(DIRECTIONS FOR THIS TASK): Copy the records word for word, from the start through the line containing "583 730 600</box>".
==== INPUT MATERIAL ====
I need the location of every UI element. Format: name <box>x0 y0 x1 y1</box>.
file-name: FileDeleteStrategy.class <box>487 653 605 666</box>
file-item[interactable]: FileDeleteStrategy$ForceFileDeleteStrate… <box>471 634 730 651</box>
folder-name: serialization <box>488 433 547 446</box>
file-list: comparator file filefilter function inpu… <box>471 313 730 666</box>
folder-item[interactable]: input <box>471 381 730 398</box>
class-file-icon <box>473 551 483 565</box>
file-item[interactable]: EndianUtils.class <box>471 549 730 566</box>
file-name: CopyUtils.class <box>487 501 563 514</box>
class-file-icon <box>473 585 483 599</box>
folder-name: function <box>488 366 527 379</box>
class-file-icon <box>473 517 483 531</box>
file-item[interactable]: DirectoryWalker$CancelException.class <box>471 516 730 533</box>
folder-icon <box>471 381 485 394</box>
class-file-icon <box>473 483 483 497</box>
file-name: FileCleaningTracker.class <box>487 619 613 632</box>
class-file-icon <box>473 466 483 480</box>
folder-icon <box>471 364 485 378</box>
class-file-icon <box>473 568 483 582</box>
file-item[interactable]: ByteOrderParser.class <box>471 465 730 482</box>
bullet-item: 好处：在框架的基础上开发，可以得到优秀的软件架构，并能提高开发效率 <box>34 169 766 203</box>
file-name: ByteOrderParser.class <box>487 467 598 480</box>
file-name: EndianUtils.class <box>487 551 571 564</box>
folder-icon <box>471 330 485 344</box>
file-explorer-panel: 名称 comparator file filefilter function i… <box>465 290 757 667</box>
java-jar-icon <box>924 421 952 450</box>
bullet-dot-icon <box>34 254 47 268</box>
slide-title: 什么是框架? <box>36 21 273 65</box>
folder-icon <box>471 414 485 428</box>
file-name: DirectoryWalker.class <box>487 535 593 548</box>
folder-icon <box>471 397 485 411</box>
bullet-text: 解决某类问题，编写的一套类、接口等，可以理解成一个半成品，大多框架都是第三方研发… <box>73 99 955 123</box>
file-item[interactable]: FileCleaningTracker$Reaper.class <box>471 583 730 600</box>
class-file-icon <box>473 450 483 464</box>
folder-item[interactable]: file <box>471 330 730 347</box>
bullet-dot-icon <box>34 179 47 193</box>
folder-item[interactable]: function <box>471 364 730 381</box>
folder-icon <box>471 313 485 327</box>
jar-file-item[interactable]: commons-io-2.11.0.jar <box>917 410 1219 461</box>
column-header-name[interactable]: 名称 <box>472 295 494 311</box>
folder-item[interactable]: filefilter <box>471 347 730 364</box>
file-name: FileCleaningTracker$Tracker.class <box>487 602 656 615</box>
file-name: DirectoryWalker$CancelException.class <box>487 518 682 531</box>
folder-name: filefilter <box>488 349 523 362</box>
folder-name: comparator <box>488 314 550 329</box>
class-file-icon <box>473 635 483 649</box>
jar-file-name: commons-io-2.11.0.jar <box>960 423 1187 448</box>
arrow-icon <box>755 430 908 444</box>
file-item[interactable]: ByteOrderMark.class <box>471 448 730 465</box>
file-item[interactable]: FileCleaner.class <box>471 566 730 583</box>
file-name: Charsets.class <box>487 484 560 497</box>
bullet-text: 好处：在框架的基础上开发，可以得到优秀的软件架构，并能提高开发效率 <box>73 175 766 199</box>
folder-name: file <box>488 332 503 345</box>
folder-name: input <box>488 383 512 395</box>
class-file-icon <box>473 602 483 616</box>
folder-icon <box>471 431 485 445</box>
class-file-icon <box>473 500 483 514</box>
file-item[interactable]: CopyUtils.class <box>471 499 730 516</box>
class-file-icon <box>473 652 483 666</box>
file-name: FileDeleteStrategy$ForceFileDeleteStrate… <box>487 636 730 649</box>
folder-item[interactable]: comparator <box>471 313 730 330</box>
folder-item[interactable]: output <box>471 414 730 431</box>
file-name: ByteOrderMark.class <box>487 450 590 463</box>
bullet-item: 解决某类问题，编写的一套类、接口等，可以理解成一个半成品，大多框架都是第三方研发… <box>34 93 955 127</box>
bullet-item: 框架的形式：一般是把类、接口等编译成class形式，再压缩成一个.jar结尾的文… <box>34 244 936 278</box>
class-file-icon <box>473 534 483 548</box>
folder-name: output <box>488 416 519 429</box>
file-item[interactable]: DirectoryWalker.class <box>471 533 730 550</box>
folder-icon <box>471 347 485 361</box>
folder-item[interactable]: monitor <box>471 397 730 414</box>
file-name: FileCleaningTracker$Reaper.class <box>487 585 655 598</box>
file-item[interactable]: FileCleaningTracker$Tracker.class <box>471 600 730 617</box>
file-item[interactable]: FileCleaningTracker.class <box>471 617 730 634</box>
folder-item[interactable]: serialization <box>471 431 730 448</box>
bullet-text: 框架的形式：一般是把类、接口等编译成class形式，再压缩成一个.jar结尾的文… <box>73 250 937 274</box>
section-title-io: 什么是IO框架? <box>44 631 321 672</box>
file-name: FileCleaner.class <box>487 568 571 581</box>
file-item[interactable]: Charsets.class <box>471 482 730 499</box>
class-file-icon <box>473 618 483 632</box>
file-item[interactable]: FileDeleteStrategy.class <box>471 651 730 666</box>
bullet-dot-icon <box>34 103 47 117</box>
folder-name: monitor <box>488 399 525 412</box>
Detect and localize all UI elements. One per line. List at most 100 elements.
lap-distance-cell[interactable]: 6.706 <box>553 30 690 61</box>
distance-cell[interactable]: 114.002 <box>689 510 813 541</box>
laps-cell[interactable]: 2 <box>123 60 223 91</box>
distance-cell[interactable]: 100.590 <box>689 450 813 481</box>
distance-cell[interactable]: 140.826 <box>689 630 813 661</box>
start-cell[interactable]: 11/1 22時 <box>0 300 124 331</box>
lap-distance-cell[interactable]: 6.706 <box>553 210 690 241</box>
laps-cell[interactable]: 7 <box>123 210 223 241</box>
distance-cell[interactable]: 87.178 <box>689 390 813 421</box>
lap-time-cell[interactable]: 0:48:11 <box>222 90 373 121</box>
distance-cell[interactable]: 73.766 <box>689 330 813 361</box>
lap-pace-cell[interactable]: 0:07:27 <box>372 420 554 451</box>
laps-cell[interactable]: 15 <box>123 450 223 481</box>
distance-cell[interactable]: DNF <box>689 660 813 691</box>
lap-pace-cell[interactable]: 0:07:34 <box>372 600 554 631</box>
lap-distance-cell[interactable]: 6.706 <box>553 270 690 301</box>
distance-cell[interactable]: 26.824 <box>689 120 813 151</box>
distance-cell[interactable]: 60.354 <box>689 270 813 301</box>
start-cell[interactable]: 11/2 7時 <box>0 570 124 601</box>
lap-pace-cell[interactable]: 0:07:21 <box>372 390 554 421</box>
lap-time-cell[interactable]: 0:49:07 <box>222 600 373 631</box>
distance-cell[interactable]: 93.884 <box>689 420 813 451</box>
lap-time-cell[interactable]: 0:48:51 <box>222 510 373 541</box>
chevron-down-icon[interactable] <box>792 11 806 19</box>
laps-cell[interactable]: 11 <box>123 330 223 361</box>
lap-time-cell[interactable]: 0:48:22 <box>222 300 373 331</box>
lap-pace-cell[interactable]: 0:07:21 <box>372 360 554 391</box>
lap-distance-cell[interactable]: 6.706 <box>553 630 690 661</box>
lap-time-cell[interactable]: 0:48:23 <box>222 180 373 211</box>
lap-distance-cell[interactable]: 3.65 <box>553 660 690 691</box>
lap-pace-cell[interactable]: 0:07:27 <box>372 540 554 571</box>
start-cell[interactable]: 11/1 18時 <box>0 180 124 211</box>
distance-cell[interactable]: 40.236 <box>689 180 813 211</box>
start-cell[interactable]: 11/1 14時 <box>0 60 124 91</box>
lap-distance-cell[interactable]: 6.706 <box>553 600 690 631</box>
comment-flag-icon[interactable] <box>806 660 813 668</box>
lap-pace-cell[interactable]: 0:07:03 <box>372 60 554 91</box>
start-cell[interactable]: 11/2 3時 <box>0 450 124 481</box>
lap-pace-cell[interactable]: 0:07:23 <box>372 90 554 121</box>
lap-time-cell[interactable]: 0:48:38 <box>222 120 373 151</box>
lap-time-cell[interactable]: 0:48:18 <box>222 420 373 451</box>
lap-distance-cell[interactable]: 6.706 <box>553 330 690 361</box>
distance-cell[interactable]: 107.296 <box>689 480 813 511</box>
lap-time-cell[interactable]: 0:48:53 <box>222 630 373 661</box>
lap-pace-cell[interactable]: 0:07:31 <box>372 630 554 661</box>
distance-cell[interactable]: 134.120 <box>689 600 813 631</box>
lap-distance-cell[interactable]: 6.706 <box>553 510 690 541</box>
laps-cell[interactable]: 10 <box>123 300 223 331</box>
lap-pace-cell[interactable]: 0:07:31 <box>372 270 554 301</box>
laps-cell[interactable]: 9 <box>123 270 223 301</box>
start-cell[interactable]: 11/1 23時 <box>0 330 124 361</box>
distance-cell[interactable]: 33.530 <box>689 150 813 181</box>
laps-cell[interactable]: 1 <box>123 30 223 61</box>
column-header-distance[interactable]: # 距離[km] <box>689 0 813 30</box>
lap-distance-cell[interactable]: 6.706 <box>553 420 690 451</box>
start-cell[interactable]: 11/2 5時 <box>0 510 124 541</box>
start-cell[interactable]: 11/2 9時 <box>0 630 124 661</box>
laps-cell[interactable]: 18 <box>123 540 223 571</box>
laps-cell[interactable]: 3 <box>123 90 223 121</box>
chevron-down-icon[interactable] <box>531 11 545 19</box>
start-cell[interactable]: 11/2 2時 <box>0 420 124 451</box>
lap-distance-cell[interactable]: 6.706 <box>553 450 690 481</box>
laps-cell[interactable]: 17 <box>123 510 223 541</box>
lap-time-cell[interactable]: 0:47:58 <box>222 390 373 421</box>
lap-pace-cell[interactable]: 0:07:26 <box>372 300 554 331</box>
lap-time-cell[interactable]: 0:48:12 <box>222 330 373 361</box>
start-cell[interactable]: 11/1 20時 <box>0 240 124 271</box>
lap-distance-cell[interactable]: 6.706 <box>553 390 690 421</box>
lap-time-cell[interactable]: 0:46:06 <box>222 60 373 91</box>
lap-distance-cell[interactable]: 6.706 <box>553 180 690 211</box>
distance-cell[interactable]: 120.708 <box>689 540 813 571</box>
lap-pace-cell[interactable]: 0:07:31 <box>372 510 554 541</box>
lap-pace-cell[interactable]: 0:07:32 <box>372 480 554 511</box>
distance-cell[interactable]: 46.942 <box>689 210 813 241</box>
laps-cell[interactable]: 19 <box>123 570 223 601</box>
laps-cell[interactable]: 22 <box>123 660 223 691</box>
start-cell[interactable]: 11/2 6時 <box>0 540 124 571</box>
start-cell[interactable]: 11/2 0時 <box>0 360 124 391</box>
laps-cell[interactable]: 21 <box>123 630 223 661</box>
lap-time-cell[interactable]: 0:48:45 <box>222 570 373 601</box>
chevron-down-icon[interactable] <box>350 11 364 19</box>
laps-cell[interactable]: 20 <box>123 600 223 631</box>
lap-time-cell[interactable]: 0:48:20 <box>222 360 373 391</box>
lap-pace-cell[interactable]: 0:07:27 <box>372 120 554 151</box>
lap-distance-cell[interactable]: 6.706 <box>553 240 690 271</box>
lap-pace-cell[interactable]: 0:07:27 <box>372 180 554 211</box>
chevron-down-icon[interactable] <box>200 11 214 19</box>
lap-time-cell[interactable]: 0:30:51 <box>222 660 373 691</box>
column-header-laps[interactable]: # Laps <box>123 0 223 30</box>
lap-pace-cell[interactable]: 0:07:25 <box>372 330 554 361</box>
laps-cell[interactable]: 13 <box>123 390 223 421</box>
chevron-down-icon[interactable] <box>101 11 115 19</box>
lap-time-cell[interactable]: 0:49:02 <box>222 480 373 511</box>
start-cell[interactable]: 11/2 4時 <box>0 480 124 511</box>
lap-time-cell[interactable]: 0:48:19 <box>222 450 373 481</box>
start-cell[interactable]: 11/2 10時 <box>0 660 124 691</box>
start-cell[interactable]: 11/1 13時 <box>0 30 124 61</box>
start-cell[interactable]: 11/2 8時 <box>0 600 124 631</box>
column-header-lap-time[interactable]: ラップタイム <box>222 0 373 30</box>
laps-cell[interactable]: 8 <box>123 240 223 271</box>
====
(FINISHED EXERCISE):
I need the location of every UI element. Format: name <box>x0 y0 x1 y1</box>.
file-name: FileDeleteStrategy.class <box>487 653 605 666</box>
file-item[interactable]: FileDeleteStrategy$ForceFileDeleteStrate… <box>471 634 730 651</box>
folder-name: serialization <box>488 433 547 446</box>
file-list: comparator file filefilter function inpu… <box>471 313 730 666</box>
folder-item[interactable]: input <box>471 381 730 398</box>
class-file-icon <box>473 551 483 565</box>
file-item[interactable]: EndianUtils.class <box>471 549 730 566</box>
file-name: CopyUtils.class <box>487 501 563 514</box>
class-file-icon <box>473 585 483 599</box>
folder-name: function <box>488 366 527 379</box>
class-file-icon <box>473 517 483 531</box>
file-item[interactable]: DirectoryWalker$CancelException.class <box>471 516 730 533</box>
folder-icon <box>471 381 485 394</box>
class-file-icon <box>473 483 483 497</box>
file-name: FileCleaningTracker.class <box>487 619 613 632</box>
class-file-icon <box>473 466 483 480</box>
folder-icon <box>471 364 485 378</box>
class-file-icon <box>473 568 483 582</box>
file-item[interactable]: ByteOrderParser.class <box>471 465 730 482</box>
bullet-item: 好处：在框架的基础上开发，可以得到优秀的软件架构，并能提高开发效率 <box>34 169 766 203</box>
file-name: ByteOrderParser.class <box>487 467 598 480</box>
file-name: EndianUtils.class <box>487 551 571 564</box>
folder-icon <box>471 330 485 344</box>
file-explorer-panel: 名称 comparator file filefilter function i… <box>465 290 757 667</box>
java-jar-icon <box>924 421 952 450</box>
bullet-dot-icon <box>34 254 47 268</box>
slide-title: 什么是框架? <box>36 21 273 65</box>
folder-icon <box>471 414 485 428</box>
file-name: DirectoryWalker.class <box>487 535 593 548</box>
folder-icon <box>471 397 485 411</box>
bullet-text: 解决某类问题，编写的一套类、接口等，可以理解成一个半成品，大多框架都是第三方研发… <box>73 99 955 123</box>
file-item[interactable]: FileCleaningTracker$Reaper.class <box>471 583 730 600</box>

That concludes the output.